> PROBLEM STATEMENT: Single out the lines that include the word "روفر". Copy them.

::::

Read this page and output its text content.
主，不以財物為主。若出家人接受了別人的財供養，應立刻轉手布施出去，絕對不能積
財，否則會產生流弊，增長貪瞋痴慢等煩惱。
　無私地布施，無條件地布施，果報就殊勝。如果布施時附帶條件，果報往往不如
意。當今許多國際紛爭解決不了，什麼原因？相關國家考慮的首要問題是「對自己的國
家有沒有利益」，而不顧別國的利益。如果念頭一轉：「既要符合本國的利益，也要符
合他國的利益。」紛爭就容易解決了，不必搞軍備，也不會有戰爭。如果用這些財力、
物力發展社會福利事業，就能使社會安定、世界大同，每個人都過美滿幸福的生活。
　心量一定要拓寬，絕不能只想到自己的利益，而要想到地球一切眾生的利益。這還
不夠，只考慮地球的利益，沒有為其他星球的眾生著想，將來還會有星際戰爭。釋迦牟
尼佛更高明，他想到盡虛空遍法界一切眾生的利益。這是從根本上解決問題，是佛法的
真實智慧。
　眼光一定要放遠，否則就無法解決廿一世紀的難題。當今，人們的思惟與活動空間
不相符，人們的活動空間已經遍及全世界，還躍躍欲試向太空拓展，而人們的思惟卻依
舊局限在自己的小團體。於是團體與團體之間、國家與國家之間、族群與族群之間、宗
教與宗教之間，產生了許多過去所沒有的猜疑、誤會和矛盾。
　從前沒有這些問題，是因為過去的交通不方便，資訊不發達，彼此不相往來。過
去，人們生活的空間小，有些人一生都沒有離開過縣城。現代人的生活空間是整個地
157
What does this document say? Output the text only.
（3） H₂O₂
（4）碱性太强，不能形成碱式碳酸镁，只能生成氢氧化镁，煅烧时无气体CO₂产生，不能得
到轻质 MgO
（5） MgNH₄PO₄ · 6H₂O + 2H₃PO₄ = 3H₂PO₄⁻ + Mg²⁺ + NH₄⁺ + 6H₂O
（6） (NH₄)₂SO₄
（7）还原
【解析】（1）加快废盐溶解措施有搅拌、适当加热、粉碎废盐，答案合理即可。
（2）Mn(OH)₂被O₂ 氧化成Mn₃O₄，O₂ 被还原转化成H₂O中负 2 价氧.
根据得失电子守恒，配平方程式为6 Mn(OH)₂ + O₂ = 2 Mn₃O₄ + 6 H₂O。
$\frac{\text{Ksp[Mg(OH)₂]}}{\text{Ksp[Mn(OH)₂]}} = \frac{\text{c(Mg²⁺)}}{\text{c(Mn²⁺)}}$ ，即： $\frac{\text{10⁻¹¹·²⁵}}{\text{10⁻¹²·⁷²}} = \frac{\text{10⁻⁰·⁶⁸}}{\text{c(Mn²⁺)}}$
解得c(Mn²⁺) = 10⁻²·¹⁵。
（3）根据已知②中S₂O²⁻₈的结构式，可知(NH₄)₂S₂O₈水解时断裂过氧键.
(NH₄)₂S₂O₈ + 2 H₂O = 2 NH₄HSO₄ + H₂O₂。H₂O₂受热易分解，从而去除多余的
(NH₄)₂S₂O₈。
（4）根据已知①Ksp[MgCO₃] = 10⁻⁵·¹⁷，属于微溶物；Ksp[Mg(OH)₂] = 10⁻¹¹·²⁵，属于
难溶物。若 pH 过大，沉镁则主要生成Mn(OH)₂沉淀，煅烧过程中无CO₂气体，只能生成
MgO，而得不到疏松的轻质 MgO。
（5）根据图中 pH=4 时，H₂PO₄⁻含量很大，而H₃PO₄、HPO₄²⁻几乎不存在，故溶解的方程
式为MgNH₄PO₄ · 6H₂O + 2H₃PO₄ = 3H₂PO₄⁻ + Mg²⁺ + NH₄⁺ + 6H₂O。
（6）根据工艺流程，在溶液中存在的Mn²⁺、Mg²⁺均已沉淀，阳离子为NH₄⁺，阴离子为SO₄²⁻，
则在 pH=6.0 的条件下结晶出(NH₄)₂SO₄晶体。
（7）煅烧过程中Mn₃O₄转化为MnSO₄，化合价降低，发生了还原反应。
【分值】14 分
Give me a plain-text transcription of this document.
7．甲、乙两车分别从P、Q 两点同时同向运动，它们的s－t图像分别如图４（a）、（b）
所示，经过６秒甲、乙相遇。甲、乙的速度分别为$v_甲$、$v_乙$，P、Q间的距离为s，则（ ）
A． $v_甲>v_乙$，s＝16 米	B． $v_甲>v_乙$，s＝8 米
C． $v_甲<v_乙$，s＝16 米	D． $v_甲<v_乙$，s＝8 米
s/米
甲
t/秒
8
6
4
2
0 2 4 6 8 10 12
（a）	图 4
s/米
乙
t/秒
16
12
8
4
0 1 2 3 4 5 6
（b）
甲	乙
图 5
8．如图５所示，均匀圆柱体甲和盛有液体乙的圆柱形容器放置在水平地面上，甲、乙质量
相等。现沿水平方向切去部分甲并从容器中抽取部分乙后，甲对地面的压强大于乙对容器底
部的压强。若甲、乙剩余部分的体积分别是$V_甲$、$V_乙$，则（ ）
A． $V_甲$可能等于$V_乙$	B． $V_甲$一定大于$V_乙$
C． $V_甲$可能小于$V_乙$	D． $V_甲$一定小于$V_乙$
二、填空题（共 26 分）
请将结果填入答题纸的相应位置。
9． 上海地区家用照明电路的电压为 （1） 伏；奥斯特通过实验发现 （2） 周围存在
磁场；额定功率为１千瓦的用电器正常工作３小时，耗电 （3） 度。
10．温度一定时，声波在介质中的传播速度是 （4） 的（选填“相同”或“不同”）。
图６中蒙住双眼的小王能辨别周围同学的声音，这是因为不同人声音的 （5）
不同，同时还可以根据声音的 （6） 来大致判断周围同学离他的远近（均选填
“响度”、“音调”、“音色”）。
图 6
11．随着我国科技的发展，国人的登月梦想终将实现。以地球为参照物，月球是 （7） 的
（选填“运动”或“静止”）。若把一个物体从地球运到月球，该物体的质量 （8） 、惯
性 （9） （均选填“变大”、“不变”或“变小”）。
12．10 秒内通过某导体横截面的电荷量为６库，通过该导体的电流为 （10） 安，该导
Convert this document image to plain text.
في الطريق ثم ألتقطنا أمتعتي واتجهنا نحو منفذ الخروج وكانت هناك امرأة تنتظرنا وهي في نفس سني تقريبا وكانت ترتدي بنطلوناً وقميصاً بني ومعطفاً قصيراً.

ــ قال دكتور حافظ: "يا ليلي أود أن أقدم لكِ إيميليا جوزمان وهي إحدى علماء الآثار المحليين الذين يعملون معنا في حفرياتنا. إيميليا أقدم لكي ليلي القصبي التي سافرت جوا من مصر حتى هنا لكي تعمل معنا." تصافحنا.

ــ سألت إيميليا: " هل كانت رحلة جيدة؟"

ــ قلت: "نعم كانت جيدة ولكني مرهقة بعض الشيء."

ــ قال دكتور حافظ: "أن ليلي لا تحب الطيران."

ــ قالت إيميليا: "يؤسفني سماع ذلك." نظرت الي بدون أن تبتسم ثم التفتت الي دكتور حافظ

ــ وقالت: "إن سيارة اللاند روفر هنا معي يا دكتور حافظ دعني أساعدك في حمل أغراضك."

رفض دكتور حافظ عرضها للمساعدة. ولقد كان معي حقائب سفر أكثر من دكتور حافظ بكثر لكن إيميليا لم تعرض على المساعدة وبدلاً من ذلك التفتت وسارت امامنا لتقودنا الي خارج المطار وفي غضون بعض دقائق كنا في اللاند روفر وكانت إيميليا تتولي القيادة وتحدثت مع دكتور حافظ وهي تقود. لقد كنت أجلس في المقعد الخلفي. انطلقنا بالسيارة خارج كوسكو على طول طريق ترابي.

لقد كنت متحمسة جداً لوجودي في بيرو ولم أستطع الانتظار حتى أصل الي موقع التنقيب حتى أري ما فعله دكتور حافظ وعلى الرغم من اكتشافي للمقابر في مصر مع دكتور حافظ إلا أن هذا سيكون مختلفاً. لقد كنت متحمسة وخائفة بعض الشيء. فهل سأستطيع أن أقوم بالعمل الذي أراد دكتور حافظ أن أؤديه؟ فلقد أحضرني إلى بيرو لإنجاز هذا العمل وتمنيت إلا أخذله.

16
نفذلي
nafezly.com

::::

> RESPONSE TO THIS TASK:
ــ وقالت: "إن سيارة اللاند روفر هنا معي يا دكتور حافظ دعني أساعدك في حمل أغراضك."
رفض دكتور حافظ عرضها للمساعدة. ولقد كان معي حقائب سفر أكثر من دكتور حافظ بكثر لكن إيميليا لم تعرض على المساعدة وبدلاً من ذلك التفتت وسارت امامنا لتقودنا الي خارج المطار وفي غضون بعض دقائق كنا في اللاند روفر وكانت إيميليا تتولي القيادة وتحدثت مع دكتور حافظ وهي تقود. لقد كنت أجلس في المقعد الخلفي. انطلقنا بالسيارة خارج كوسكو على طول طريق ترابي.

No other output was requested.